▸ **Cosa fare**: Riscrivi l'elenco qui sotto sostituendo ovunque "plan view" con "top view" e lasciando invariato tutto il resto. Escludi le immagini dalla risposta.

▸ **Dati forniti**:
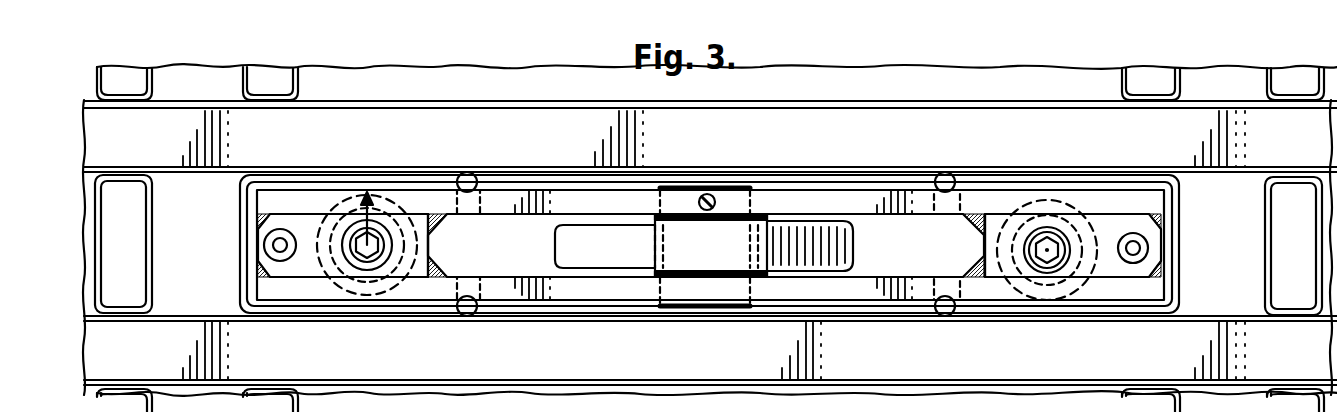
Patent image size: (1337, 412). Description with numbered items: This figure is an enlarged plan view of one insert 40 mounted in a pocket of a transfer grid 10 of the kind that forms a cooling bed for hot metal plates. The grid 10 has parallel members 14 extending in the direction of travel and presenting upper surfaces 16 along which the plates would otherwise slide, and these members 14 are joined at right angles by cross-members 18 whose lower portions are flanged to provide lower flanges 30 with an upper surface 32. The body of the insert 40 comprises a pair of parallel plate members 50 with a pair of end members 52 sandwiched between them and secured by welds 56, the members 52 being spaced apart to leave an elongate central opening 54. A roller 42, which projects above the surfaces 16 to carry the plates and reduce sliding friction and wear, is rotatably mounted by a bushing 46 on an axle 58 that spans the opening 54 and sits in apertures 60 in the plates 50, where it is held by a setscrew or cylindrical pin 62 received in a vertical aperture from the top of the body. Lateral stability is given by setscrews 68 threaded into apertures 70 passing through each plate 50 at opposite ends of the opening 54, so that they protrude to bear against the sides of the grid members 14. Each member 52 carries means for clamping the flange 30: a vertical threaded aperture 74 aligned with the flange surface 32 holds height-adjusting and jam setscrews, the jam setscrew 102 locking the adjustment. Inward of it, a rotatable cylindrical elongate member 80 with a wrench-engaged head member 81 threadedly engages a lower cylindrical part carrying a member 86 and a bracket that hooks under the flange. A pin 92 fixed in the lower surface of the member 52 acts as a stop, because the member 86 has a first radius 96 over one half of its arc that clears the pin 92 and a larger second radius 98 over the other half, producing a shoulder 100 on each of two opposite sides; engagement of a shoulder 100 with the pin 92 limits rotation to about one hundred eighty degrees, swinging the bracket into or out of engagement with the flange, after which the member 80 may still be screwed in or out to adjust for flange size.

The grid 10 is at (1047, 95).
The first parallel portions or members 14 is at (843, 122).
The upper surfaces 16 is at (124, 144).
The cross-portions or cross-members 18 is at (162, 243).
The lower flanges 30 is at (94, 68).
The upper surface 32 is at (268, 84).
The insert 40 is at (880, 180).
The roller 42 is at (856, 247).
The bushing 46 is at (684, 226).
The plate members 50 is at (566, 200).
The members 52 is at (310, 212).
The central opening 54 is at (493, 216).
The welds 56 is at (426, 212).
The axle 58 is at (770, 214).
The apertures 60 is at (669, 196).
The setscrew or cylindrical pin 62 is at (709, 193).
The setscrews 68 is at (460, 192).
The threaded apertures 70 is at (470, 173).
The vertical threaded aperture 74 is at (1134, 264).
The rotatable cylindrical elongate member 80 is at (1028, 300).
The head member 81 is at (1076, 270).
The member 86 is at (410, 164).
The pin 92 is at (431, 246).
The first radius 96 is at (353, 258).
The second radius 98 is at (360, 197).
The shoulder 100 is at (312, 264).
The jam setscrew 102 is at (1150, 249).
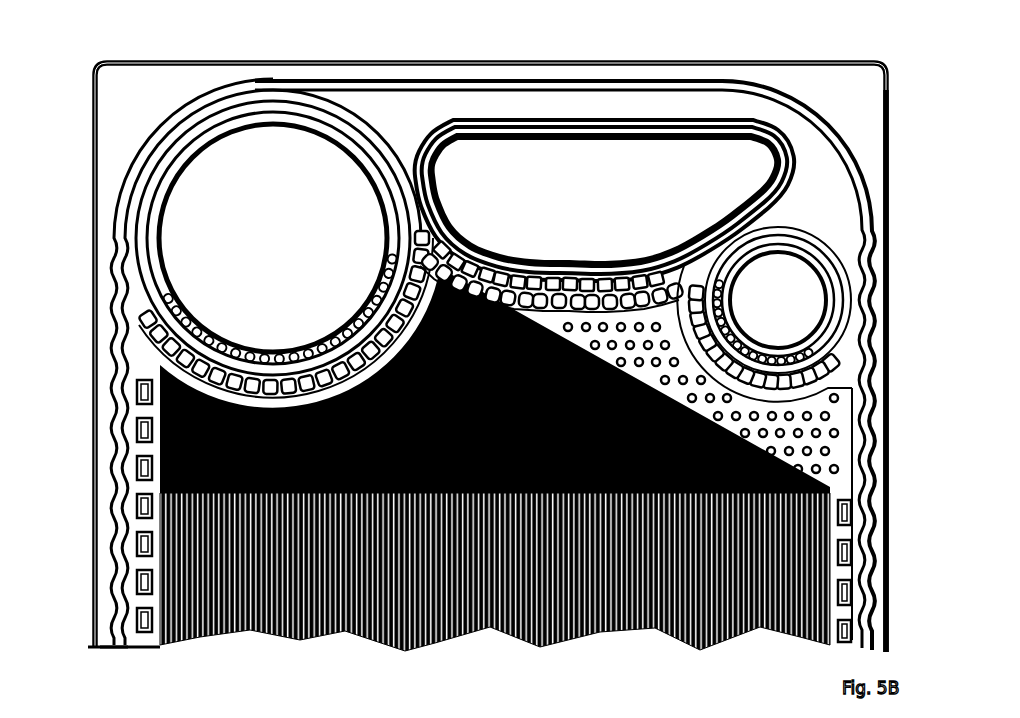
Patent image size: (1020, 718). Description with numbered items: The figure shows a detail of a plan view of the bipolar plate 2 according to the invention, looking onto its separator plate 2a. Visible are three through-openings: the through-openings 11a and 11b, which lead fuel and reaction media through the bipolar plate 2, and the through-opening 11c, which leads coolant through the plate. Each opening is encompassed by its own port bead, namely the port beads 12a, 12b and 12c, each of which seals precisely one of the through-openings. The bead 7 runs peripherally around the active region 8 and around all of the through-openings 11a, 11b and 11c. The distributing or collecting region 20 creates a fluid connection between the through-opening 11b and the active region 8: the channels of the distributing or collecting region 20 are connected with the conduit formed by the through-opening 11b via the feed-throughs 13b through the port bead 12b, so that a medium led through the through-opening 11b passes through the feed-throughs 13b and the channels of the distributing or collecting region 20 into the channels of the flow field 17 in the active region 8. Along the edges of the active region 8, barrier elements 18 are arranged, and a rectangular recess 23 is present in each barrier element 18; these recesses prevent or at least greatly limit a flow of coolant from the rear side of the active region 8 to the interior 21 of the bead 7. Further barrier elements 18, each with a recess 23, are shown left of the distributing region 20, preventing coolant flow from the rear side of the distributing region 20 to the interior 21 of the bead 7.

The bipolar plate 2 is at (802, 62).
The separator plate 2a is at (887, 128).
The bead 7 is at (350, 86).
The active region 8 is at (40, 582).
The through-opening 11a is at (260, 260).
The through-opening 11b is at (749, 310).
The through-opening 11c is at (554, 198).
The port bead 12a is at (244, 117).
The port bead 12b is at (842, 300).
The port bead 12c is at (571, 119).
The feed-throughs 13b is at (280, 339).
The flow field 17 is at (343, 652).
The barrier elements 18 is at (137, 512).
The distributing or collecting region 20 is at (44, 665).
The interior of the bead 21 is at (113, 652).
The recess 23 is at (137, 408).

▸ **Risultato**:
Patent image size: (1337, 412). Description with numbered items: This figure is an enlarged top view of one insert 40 mounted in a pocket of a transfer grid 10 of the kind that forms a cooling bed for hot metal plates. The grid 10 has parallel members 14 extending in the direction of travel and presenting upper surfaces 16 along which the plates would otherwise slide, and these members 14 are joined at right angles by cross-members 18 whose lower portions are flanged to provide lower flanges 30 with an upper surface 32. The body of the insert 40 comprises a pair of parallel plate members 50 with a pair of end members 52 sandwiched between them and secured by welds 56, the members 52 being spaced apart to leave an elongate central opening 54. A roller 42, which projects above the surfaces 16 to carry the plates and reduce sliding friction and wear, is rotatably mounted by a bushing 46 on an axle 58 that spans the opening 54 and sits in apertures 60 in the plates 50, where it is held by a setscrew or cylindrical pin 62 received in a vertical aperture from the top of the body. Lateral stability is given by setscrews 68 threaded into apertures 70 passing through each plate 50 at opposite ends of the opening 54, so that they protrude to bear against the sides of the grid members 14. Each member 52 carries means for clamping the flange 30: a vertical threaded aperture 74 aligned with the flange surface 32 holds height-adjusting and jam setscrews, the jam setscrew 102 locking the adjustment. Inward of it, a rotatable cylindrical elongate member 80 with a wrench-engaged head member 81 threadedly engages a lower cylindrical part carrying a member 86 and a bracket that hooks under the flange. A pin 92 fixed in the lower surface of the member 52 acts as a stop, because the member 86 has a first radius 96 over one half of its arc that clears the pin 92 and a larger second radius 98 over the other half, producing a shoulder 100 on each of two opposite sides; engagement of a shoulder 100 with the pin 92 limits rotation to about one hundred eighty degrees, swinging the bracket into or out of engagement with the flange, after which the member 80 may still be screwed in or out to adjust for flange size.

The grid 10 is at (1047, 95).
The first parallel portions or members 14 is at (843, 122).
The upper surfaces 16 is at (124, 144).
The cross-portions or cross-members 18 is at (162, 243).
The lower flanges 30 is at (94, 68).
The upper surface 32 is at (268, 84).
The insert 40 is at (880, 180).
The roller 42 is at (856, 247).
The bushing 46 is at (684, 226).
The plate members 50 is at (566, 200).
The members 52 is at (310, 212).
The central opening 54 is at (493, 216).
The welds 56 is at (426, 212).
The axle 58 is at (770, 214).
The apertures 60 is at (669, 196).
The setscrew or cylindrical pin 62 is at (709, 193).
The setscrews 68 is at (460, 192).
The threaded apertures 70 is at (470, 173).
The vertical threaded aperture 74 is at (1134, 264).
The rotatable cylindrical elongate member 80 is at (1028, 300).
The head member 81 is at (1076, 270).
The member 86 is at (410, 164).
The pin 92 is at (431, 246).
The first radius 96 is at (353, 258).
The second radius 98 is at (360, 197).
The shoulder 100 is at (312, 264).
The jam setscrew 102 is at (1150, 249).
Patent image size: (1020, 718). Description with numbered items: The figure shows a detail of a top view of the bipolar plate 2 according to the invention, looking onto its separator plate 2a. Visible are three through-openings: the through-openings 11a and 11b, which lead fuel and reaction media through the bipolar plate 2, and the through-opening 11c, which leads coolant through the plate. Each opening is encompassed by its own port bead, namely the port beads 12a, 12b and 12c, each of which seals precisely one of the through-openings. The bead 7 runs peripherally around the active region 8 and around all of the through-openings 11a, 11b and 11c. The distributing or collecting region 20 creates a fluid connection between the through-opening 11b and the active region 8: the channels of the distributing or collecting region 20 are connected with the conduit formed by the through-opening 11b via the feed-throughs 13b through the port bead 12b, so that a medium led through the through-opening 11b passes through the feed-throughs 13b and the channels of the distributing or collecting region 20 into the channels of the flow field 17 in the active region 8. Along the edges of the active region 8, barrier elements 18 are arranged, and a rectangular recess 23 is present in each barrier element 18; these recesses prevent or at least greatly limit a flow of coolant from the rear side of the active region 8 to the interior 21 of the bead 7. Further barrier elements 18, each with a recess 23, are shown left of the distributing region 20, preventing coolant flow from the rear side of the distributing region 20 to the interior 21 of the bead 7.

The bipolar plate 2 is at (802, 62).
The separator plate 2a is at (887, 128).
The bead 7 is at (350, 86).
The active region 8 is at (40, 582).
The through-opening 11a is at (260, 260).
The through-opening 11b is at (749, 310).
The through-opening 11c is at (554, 198).
The port bead 12a is at (244, 117).
The port bead 12b is at (842, 300).
The port bead 12c is at (571, 119).
The feed-throughs 13b is at (280, 339).
The flow field 17 is at (343, 652).
The barrier elements 18 is at (137, 512).
The distributing or collecting region 20 is at (44, 665).
The interior of the bead 21 is at (113, 652).
The recess 23 is at (137, 408).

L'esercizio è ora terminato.